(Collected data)
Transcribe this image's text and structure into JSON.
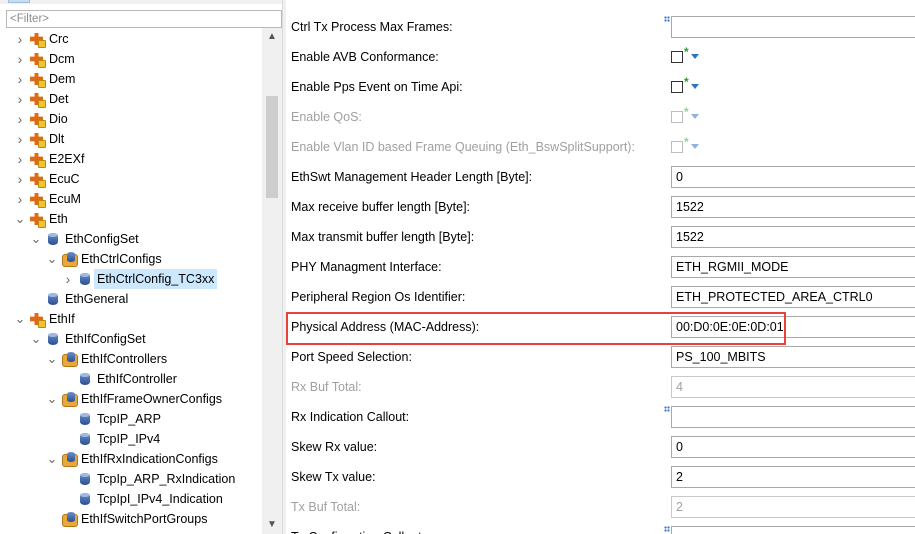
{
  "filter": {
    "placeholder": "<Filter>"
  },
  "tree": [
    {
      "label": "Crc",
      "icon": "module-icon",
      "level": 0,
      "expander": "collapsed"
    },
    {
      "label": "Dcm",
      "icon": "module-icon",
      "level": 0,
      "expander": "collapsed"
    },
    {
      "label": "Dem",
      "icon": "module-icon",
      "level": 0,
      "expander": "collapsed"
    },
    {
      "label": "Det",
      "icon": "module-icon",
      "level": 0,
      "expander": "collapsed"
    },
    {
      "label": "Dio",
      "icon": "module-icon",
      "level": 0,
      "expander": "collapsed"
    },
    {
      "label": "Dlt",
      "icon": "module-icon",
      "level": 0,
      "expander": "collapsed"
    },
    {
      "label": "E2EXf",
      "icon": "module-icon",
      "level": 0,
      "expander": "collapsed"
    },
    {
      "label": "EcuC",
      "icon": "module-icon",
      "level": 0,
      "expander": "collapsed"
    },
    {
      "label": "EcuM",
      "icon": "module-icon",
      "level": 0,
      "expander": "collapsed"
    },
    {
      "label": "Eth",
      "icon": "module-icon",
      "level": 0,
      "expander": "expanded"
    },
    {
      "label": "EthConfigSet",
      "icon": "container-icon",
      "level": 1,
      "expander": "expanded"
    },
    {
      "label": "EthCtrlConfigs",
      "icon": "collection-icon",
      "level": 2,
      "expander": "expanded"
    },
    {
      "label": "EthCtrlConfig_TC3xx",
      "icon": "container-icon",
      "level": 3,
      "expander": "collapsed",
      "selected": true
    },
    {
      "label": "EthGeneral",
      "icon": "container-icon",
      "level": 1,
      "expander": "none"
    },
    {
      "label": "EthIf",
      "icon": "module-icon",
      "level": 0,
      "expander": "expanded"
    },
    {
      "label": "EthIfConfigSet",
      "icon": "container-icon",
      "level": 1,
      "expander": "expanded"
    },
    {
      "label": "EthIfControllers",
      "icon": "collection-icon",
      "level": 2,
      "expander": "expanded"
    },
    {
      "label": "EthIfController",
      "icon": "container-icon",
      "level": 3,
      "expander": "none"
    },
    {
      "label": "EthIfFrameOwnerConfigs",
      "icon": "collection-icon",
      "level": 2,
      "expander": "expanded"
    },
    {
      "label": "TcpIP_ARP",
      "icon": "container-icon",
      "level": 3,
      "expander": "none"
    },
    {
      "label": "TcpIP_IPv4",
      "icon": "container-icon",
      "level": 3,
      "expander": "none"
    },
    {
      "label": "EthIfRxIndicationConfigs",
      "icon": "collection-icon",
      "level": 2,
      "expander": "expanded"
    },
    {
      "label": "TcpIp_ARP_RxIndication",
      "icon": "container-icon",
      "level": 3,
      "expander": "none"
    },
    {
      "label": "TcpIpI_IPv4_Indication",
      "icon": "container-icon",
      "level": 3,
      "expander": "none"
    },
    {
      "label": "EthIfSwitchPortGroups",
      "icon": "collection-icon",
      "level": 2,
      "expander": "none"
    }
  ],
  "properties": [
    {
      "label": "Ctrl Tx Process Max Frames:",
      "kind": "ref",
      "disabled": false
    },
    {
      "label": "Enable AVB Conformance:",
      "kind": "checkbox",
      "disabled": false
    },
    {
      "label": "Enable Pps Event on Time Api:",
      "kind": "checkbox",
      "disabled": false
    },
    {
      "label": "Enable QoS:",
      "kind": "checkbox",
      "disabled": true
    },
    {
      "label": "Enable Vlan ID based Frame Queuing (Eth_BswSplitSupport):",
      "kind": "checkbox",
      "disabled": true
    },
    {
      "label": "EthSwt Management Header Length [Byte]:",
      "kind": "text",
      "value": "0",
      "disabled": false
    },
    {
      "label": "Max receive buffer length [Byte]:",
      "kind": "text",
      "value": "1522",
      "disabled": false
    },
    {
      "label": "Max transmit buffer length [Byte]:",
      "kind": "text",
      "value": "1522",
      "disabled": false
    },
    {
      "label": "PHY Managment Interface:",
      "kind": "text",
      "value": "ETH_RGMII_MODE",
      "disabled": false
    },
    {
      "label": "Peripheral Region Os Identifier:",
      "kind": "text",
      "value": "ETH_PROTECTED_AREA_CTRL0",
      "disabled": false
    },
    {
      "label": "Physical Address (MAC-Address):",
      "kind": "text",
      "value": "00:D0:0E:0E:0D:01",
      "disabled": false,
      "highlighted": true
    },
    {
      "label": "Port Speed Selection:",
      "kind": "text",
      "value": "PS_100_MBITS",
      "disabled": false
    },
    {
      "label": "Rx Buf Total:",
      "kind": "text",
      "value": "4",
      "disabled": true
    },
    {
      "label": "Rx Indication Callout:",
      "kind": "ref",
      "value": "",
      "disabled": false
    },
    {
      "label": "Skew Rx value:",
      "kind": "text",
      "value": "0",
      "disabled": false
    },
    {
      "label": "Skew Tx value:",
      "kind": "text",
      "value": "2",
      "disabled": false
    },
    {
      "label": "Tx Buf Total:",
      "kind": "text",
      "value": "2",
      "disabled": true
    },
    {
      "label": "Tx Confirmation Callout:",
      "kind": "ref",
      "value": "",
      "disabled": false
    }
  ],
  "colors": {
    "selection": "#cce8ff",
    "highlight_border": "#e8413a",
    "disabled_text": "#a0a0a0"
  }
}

*INSTRUCTION*
Pictures in the records should not appear in your copy, but everything else must be transcribed exactly.

*ANSWER TO THE PROBLEM*
Transcribe this image's text and structure into JSON.
{
  "filter": {
    "placeholder": "<Filter>"
  },
  "tree": [
    {
      "label": "Crc",
      "icon": "module-icon",
      "level": 0,
      "expander": "collapsed"
    },
    {
      "label": "Dcm",
      "icon": "module-icon",
      "level": 0,
      "expander": "collapsed"
    },
    {
      "label": "Dem",
      "icon": "module-icon",
      "level": 0,
      "expander": "collapsed"
    },
    {
      "label": "Det",
      "icon": "module-icon",
      "level": 0,
      "expander": "collapsed"
    },
    {
      "label": "Dio",
      "icon": "module-icon",
      "level": 0,
      "expander": "collapsed"
    },
    {
      "label": "Dlt",
      "icon": "module-icon",
      "level": 0,
      "expander": "collapsed"
    },
    {
      "label": "E2EXf",
      "icon": "module-icon",
      "level": 0,
      "expander": "collapsed"
    },
    {
      "label": "EcuC",
      "icon": "module-icon",
      "level": 0,
      "expander": "collapsed"
    },
    {
      "label": "EcuM",
      "icon": "module-icon",
      "level": 0,
      "expander": "collapsed"
    },
    {
      "label": "Eth",
      "icon": "module-icon",
      "level": 0,
      "expander": "expanded"
    },
    {
      "label": "EthConfigSet",
      "icon": "container-icon",
      "level": 1,
      "expander": "expanded"
    },
    {
      "label": "EthCtrlConfigs",
      "icon": "collection-icon",
      "level": 2,
      "expander": "expanded"
    },
    {
      "label": "EthCtrlConfig_TC3xx",
      "icon": "container-icon",
      "level": 3,
      "expander": "collapsed",
      "selected": true
    },
    {
      "label": "EthGeneral",
      "icon": "container-icon",
      "level": 1,
      "expander": "none"
    },
    {
      "label": "EthIf",
      "icon": "module-icon",
      "level": 0,
      "expander": "expanded"
    },
    {
      "label": "EthIfConfigSet",
      "icon": "container-icon",
      "level": 1,
      "expander": "expanded"
    },
    {
      "label": "EthIfControllers",
      "icon": "collection-icon",
      "level": 2,
      "expander": "expanded"
    },
    {
      "label": "EthIfController",
      "icon": "container-icon",
      "level": 3,
      "expander": "none"
    },
    {
      "label": "EthIfFrameOwnerConfigs",
      "icon": "collection-icon",
      "level": 2,
      "expander": "expanded"
    },
    {
      "label": "TcpIP_ARP",
      "icon": "container-icon",
      "level": 3,
      "expander": "none"
    },
    {
      "label": "TcpIP_IPv4",
      "icon": "container-icon",
      "level": 3,
      "expander": "none"
    },
    {
      "label": "EthIfRxIndicationConfigs",
      "icon": "collection-icon",
      "level": 2,
      "expander": "expanded"
    },
    {
      "label": "TcpIp_ARP_RxIndication",
      "icon": "container-icon",
      "level": 3,
      "expander": "none"
    },
    {
      "label": "TcpIpI_IPv4_Indication",
      "icon": "container-icon",
      "level": 3,
      "expander": "none"
    },
    {
      "label": "EthIfSwitchPortGroups",
      "icon": "collection-icon",
      "level": 2,
      "expander": "none"
    }
  ],
  "properties": [
    {
      "label": "Ctrl Tx Process Max Frames:",
      "kind": "ref",
      "disabled": false
    },
    {
      "label": "Enable AVB Conformance:",
      "kind": "checkbox",
      "disabled": false
    },
    {
      "label": "Enable Pps Event on Time Api:",
      "kind": "checkbox",
      "disabled": false
    },
    {
      "label": "Enable QoS:",
      "kind": "checkbox",
      "disabled": true
    },
    {
      "label": "Enable Vlan ID based Frame Queuing (Eth_BswSplitSupport):",
      "kind": "checkbox",
      "disabled": true
    },
    {
      "label": "EthSwt Management Header Length [Byte]:",
      "kind": "text",
      "value": "0",
      "disabled": false
    },
    {
      "label": "Max receive buffer length [Byte]:",
      "kind": "text",
      "value": "1522",
      "disabled": false
    },
    {
      "label": "Max transmit buffer length [Byte]:",
      "kind": "text",
      "value": "1522",
      "disabled": false
    },
    {
      "label": "PHY Managment Interface:",
      "kind": "text",
      "value": "ETH_RGMII_MODE",
      "disabled": false
    },
    {
      "label": "Peripheral Region Os Identifier:",
      "kind": "text",
      "value": "ETH_PROTECTED_AREA_CTRL0",
      "disabled": false
    },
    {
      "label": "Physical Address (MAC-Address):",
      "kind": "text",
      "value": "00:D0:0E:0E:0D:01",
      "disabled": false,
      "highlighted": true
    },
    {
      "label": "Port Speed Selection:",
      "kind": "text",
      "value": "PS_100_MBITS",
      "disabled": false
    },
    {
      "label": "Rx Buf Total:",
      "kind": "text",
      "value": "4",
      "disabled": true
    },
    {
      "label": "Rx Indication Callout:",
      "kind": "ref",
      "value": "",
      "disabled": false
    },
    {
      "label": "Skew Rx value:",
      "kind": "text",
      "value": "0",
      "disabled": false
    },
    {
      "label": "Skew Tx value:",
      "kind": "text",
      "value": "2",
      "disabled": false
    },
    {
      "label": "Tx Buf Total:",
      "kind": "text",
      "value": "2",
      "disabled": true
    },
    {
      "label": "Tx Confirmation Callout:",
      "kind": "ref",
      "value": "",
      "disabled": false
    }
  ],
  "colors": {
    "selection": "#cce8ff",
    "highlight_border": "#e8413a",
    "disabled_text": "#a0a0a0"
  }
}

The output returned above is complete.